• _Data for this task_
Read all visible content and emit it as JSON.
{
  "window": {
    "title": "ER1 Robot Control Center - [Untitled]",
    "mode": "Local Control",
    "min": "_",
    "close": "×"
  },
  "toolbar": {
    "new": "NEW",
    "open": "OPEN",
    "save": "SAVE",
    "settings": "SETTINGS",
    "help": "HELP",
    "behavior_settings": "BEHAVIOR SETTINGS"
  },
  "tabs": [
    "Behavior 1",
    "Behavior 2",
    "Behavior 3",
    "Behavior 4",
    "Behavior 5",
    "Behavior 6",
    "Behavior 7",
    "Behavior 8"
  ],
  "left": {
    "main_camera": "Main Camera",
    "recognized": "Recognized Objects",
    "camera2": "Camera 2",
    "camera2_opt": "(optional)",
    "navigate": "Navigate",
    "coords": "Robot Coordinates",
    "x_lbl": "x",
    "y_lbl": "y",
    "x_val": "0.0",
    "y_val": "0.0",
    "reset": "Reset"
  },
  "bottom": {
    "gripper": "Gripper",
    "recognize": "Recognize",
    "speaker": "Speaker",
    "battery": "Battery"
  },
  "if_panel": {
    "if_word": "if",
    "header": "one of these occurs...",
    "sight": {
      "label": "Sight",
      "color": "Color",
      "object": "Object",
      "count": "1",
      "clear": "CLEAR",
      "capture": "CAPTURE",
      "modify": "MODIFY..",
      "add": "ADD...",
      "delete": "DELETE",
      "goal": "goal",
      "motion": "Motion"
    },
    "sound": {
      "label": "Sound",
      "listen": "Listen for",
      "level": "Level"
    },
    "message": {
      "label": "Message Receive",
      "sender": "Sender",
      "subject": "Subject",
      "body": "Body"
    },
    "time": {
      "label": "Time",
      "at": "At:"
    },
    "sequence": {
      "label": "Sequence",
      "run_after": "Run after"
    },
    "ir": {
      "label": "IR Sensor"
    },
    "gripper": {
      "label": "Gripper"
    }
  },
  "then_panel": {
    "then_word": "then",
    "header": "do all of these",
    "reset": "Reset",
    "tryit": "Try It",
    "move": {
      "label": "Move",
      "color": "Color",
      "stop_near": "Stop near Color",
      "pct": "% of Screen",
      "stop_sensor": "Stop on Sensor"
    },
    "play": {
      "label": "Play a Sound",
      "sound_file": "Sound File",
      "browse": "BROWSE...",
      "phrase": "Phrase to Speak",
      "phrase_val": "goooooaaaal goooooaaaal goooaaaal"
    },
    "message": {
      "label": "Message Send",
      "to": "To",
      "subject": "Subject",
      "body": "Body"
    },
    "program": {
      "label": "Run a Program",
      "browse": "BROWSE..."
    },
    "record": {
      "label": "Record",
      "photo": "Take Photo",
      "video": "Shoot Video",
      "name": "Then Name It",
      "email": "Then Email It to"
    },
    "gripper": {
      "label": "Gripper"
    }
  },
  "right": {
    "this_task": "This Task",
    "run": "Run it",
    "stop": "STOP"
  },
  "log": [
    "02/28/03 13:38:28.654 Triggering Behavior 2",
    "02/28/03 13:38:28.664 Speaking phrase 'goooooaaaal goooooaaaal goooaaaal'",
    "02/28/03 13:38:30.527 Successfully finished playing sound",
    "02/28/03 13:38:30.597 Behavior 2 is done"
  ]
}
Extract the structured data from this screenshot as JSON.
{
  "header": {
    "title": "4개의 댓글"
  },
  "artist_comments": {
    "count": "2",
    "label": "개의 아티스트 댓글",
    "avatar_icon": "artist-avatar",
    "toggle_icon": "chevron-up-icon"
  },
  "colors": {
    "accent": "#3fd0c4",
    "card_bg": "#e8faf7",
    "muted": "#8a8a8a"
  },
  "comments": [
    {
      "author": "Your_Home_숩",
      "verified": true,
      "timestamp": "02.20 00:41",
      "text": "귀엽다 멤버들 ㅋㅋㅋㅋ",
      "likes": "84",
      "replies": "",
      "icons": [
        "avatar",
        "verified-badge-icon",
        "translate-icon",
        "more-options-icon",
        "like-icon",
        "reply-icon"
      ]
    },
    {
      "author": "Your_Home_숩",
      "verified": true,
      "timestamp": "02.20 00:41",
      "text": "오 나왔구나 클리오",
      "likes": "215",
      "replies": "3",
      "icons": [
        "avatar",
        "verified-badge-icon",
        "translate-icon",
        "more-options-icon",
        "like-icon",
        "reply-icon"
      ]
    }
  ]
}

• _Exercise directions_
Show the lines of the material that contain the word "title".

• _Correct output_
    "title": "ER1 Robot Control Center - [Untitled]",
    "title": "4개의 댓글"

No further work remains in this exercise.